-- Start --

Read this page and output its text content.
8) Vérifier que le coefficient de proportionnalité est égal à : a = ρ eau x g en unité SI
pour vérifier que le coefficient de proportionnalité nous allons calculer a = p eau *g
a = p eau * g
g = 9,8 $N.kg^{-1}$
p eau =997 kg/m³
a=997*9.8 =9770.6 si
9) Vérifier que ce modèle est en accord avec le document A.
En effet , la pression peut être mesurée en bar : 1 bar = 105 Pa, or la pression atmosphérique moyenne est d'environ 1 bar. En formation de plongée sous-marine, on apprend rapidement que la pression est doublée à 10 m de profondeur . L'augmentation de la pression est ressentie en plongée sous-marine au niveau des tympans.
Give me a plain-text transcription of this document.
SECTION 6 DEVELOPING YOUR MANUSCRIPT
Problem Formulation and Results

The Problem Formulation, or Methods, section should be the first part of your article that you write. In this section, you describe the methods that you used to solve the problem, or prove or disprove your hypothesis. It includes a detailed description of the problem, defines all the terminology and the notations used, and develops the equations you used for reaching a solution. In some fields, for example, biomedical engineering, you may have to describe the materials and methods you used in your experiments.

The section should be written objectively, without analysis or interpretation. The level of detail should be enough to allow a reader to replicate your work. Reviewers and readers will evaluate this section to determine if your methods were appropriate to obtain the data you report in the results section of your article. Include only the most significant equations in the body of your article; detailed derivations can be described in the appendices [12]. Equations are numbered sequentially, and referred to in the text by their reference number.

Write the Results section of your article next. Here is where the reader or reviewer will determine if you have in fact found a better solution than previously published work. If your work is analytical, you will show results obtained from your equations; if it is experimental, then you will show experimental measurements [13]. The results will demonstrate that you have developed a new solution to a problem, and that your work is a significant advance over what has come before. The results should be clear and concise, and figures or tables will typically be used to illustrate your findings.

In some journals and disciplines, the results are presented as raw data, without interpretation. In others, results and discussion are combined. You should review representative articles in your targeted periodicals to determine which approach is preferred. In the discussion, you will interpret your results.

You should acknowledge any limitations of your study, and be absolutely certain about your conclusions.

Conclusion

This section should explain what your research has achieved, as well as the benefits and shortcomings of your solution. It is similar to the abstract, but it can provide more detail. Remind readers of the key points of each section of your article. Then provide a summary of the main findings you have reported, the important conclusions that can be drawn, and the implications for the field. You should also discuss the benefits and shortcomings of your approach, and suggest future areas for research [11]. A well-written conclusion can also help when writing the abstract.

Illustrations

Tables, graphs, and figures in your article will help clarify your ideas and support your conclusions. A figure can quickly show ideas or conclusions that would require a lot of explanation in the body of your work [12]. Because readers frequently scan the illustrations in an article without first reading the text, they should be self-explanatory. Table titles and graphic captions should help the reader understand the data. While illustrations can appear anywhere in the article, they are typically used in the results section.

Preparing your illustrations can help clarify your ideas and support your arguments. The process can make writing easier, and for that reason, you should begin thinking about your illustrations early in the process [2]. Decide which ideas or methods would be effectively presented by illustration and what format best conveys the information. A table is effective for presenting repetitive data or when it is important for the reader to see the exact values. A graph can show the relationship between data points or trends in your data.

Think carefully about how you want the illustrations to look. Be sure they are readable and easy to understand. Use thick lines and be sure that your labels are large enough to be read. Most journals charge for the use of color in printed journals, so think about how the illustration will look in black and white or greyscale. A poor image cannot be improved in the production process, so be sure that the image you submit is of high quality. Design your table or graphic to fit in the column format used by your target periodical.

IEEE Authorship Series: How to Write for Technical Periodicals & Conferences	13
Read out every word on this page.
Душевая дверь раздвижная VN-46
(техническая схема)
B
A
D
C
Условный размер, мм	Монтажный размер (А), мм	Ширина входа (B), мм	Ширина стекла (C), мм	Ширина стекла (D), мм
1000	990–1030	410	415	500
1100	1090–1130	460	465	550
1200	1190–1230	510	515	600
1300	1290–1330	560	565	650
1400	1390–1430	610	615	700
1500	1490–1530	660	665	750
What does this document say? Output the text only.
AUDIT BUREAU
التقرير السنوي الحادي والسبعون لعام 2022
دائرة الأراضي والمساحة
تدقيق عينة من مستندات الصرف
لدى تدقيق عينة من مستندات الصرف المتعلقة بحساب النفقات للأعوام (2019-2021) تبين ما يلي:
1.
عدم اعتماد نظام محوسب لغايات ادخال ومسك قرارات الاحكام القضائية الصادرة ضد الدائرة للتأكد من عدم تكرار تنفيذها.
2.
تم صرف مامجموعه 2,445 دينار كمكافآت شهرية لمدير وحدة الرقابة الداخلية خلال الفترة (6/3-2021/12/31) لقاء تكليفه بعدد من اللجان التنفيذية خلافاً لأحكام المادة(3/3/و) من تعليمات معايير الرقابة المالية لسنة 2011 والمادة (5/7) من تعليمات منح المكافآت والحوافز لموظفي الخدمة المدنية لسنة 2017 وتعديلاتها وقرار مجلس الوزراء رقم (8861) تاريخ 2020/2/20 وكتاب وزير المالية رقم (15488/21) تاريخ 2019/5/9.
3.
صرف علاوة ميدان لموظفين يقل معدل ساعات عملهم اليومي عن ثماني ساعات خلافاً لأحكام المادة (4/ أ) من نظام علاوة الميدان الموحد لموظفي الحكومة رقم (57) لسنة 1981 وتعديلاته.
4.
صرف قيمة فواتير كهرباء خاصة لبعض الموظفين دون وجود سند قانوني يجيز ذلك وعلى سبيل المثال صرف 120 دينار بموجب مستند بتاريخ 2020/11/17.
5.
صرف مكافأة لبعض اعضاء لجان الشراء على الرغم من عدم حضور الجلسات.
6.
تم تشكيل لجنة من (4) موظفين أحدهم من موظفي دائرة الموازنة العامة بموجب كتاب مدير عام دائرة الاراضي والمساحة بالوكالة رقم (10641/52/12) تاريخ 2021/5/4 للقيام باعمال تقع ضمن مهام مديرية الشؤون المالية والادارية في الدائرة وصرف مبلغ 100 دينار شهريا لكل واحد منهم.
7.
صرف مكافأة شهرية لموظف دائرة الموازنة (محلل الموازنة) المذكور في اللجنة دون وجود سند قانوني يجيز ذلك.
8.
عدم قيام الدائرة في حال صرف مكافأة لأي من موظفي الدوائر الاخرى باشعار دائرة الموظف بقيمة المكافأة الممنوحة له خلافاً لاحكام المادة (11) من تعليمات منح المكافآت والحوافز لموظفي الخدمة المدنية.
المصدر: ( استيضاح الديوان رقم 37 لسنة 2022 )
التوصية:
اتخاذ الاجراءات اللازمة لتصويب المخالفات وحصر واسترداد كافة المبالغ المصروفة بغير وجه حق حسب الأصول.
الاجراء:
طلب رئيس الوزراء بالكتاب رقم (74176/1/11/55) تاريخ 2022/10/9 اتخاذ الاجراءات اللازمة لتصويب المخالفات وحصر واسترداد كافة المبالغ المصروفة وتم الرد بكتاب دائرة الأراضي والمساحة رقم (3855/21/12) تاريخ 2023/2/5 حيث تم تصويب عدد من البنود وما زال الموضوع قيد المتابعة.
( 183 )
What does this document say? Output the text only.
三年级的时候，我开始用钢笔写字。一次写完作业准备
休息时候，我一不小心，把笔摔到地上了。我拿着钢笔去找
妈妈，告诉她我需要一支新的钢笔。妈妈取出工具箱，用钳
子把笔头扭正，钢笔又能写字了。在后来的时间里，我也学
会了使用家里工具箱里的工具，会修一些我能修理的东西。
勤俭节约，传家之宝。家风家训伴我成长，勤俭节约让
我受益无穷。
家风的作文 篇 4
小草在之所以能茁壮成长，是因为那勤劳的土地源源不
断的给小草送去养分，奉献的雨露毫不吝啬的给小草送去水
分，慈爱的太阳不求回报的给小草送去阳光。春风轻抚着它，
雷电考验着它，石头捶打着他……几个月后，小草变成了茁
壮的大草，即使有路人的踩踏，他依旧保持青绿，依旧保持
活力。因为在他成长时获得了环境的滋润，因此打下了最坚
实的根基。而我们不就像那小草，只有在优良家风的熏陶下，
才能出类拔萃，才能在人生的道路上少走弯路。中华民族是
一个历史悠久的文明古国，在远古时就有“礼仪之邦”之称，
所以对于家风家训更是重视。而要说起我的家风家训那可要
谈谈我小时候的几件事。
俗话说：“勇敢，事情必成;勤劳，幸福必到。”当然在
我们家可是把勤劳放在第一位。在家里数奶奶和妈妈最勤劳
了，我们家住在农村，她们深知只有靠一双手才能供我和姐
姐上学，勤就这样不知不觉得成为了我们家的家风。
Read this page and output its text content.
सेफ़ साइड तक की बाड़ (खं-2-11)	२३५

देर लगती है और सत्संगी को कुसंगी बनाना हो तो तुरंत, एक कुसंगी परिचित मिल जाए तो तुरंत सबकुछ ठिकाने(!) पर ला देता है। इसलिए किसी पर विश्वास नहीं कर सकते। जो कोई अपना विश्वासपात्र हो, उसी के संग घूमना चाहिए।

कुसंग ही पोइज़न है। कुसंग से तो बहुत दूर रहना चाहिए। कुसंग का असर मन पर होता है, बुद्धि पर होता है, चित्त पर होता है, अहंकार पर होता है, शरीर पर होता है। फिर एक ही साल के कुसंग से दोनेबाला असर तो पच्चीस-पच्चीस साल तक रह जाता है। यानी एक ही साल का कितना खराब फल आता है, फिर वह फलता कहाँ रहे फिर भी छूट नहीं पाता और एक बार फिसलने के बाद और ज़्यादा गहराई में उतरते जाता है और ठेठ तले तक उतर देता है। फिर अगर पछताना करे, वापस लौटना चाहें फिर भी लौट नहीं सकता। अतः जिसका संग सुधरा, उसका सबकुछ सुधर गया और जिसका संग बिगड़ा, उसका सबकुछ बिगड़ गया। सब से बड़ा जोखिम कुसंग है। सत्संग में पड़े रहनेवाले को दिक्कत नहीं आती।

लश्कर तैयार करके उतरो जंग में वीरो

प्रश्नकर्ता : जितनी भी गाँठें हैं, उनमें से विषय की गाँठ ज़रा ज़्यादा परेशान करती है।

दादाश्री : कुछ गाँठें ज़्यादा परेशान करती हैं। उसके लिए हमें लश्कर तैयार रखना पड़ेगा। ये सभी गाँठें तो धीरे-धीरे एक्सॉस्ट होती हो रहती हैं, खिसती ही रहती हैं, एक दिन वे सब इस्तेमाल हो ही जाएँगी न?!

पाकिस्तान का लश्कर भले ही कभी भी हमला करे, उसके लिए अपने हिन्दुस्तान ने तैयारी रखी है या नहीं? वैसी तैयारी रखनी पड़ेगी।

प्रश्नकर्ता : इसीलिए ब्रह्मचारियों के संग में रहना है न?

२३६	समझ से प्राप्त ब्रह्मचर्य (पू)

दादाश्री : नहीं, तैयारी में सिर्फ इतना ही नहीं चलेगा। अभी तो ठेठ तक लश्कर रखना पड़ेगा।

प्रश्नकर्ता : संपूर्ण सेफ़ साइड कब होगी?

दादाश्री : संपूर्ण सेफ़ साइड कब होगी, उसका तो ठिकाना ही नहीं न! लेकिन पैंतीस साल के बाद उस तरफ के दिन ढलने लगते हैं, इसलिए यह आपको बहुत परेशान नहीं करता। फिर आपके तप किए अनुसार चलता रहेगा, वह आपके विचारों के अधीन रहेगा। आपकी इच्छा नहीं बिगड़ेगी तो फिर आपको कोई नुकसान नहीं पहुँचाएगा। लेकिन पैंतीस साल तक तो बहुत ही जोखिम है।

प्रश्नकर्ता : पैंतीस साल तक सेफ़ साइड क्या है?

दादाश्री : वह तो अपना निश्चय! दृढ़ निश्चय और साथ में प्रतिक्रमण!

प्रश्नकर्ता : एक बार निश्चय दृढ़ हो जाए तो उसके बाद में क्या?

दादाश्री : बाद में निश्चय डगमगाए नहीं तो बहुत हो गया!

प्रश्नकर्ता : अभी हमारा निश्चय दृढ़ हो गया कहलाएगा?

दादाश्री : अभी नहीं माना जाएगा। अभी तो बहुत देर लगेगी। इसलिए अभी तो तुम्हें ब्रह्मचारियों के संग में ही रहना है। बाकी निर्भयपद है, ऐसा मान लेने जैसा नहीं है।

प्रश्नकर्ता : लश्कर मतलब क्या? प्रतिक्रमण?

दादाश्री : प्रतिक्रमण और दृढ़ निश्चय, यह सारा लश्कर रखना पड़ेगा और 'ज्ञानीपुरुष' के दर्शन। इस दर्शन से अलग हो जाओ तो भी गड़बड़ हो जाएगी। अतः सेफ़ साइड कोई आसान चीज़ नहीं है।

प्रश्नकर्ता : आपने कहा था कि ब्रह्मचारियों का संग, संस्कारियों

-- End --

-- PROBLEM --
Reproduce every line from the entries that holds the word "المصروفة".

-- WRITTEN RESPONSE --
اتخاذ الاجراءات اللازمة لتصويب المخالفات وحصر واسترداد كافة المبالغ المصروفة بغير وجه حق حسب الأصول.
طلب رئيس الوزراء بالكتاب رقم (74176/1/11/55) تاريخ 2022/10/9 اتخاذ الاجراءات اللازمة لتصويب المخالفات وحصر واسترداد كافة المبالغ المصروفة وتم الرد بكتاب دائرة الأراضي والمساحة رقم (3855/21/12) تاريخ 2023/2/5 حيث تم تصويب عدد من البنود وما زال الموضوع قيد المتابعة.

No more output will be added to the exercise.